**SET PROBLEM**
Give only the number of lines in the listing below where the string "JSON" occurs.

**RECORDS FOR THE EXERCISE**
## BEGIN
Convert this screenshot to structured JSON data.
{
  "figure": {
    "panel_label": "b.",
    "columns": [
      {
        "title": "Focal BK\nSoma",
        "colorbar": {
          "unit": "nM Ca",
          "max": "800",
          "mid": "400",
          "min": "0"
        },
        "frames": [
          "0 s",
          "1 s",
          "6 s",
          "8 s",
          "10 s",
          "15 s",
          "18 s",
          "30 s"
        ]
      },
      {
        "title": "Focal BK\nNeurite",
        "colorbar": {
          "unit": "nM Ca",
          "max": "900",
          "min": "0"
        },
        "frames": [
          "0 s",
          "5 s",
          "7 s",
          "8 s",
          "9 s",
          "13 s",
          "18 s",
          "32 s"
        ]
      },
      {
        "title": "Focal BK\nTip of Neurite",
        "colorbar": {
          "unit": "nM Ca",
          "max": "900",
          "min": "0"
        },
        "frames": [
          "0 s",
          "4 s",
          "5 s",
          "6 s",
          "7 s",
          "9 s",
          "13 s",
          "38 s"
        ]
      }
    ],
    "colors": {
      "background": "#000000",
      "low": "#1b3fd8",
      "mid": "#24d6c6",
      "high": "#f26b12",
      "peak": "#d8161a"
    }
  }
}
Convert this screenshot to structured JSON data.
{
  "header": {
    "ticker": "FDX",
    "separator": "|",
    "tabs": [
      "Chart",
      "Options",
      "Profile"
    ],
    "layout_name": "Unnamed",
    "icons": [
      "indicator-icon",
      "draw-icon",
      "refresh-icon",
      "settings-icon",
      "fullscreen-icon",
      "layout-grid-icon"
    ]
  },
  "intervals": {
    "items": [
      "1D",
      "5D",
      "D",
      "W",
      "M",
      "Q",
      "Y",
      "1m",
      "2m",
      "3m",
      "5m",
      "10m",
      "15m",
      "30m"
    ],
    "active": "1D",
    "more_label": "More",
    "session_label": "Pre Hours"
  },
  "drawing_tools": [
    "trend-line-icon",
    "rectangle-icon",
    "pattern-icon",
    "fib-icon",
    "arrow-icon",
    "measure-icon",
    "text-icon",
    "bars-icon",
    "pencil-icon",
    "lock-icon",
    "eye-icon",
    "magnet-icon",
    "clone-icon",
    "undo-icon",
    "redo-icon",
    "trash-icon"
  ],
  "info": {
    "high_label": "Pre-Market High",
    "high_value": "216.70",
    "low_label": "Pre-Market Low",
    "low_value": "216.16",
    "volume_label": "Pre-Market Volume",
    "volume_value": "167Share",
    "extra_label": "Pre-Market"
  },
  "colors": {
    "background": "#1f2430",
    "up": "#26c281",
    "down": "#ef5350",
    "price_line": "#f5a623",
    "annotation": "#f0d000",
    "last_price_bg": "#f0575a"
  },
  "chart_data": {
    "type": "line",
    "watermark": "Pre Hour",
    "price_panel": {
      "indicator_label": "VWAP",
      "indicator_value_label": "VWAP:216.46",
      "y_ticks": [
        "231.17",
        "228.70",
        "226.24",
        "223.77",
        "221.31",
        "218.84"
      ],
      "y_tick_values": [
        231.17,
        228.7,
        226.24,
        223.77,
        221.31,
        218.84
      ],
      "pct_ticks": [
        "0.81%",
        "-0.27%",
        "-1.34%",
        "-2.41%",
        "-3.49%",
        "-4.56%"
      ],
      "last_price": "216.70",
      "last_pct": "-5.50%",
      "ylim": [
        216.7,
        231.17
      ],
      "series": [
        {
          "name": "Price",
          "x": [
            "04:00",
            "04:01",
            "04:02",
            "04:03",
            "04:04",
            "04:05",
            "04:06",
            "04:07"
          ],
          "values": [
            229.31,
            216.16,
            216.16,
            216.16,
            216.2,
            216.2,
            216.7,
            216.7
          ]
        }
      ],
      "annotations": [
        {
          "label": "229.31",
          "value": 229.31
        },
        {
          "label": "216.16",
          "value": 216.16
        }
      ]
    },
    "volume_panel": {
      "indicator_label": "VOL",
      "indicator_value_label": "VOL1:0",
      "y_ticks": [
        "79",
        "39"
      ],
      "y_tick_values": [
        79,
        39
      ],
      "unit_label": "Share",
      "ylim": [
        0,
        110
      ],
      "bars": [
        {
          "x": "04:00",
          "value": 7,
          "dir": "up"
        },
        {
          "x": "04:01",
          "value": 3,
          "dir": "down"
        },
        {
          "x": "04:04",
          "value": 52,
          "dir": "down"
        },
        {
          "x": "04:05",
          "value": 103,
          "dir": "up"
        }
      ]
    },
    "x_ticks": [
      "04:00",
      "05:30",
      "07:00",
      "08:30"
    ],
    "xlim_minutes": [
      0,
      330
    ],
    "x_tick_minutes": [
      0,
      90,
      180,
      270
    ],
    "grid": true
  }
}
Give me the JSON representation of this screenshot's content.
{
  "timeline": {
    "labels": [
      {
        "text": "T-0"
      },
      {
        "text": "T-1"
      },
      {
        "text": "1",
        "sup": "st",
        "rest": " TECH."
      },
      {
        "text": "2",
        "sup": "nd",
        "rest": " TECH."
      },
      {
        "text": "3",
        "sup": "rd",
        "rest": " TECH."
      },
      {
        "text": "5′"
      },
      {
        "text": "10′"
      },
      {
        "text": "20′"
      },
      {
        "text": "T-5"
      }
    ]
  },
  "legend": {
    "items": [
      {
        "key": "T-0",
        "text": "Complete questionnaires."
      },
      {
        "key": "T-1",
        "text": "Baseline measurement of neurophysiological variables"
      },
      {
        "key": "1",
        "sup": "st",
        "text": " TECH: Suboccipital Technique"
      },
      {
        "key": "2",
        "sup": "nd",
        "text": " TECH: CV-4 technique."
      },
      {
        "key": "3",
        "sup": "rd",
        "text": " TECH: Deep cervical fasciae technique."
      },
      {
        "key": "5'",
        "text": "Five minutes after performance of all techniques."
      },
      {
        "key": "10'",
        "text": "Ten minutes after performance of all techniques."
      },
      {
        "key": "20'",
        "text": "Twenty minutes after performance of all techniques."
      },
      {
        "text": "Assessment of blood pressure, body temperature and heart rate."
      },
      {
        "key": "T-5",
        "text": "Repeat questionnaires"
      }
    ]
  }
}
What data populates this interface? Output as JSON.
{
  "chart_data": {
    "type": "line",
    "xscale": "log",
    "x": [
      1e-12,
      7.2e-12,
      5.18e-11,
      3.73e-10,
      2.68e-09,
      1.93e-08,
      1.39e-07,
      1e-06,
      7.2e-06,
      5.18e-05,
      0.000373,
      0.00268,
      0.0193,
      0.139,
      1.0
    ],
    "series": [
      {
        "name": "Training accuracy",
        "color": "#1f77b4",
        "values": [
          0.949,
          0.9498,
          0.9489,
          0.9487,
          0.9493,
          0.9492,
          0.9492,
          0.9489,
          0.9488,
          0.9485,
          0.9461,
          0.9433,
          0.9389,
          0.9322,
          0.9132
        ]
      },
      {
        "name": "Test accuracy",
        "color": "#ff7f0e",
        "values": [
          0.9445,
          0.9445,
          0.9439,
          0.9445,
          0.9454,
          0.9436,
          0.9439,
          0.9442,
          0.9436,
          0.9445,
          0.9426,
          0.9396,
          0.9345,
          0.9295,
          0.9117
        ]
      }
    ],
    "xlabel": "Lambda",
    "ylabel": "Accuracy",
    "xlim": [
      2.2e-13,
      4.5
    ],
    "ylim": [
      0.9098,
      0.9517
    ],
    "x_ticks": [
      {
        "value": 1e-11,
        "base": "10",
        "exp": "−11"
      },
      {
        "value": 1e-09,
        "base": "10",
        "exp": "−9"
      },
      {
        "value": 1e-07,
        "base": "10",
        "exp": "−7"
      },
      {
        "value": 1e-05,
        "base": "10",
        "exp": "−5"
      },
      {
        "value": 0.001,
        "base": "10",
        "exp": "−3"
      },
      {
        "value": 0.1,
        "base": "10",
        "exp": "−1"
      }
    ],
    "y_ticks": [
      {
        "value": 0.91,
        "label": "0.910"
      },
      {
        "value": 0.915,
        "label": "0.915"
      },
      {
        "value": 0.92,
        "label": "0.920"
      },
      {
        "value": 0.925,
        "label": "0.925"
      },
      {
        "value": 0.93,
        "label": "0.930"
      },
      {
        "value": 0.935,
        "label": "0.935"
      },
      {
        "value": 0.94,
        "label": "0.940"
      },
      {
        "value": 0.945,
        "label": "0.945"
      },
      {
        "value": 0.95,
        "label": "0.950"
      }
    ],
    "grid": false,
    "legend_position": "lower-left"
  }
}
## END
**PROBLEM SOLUTION**
4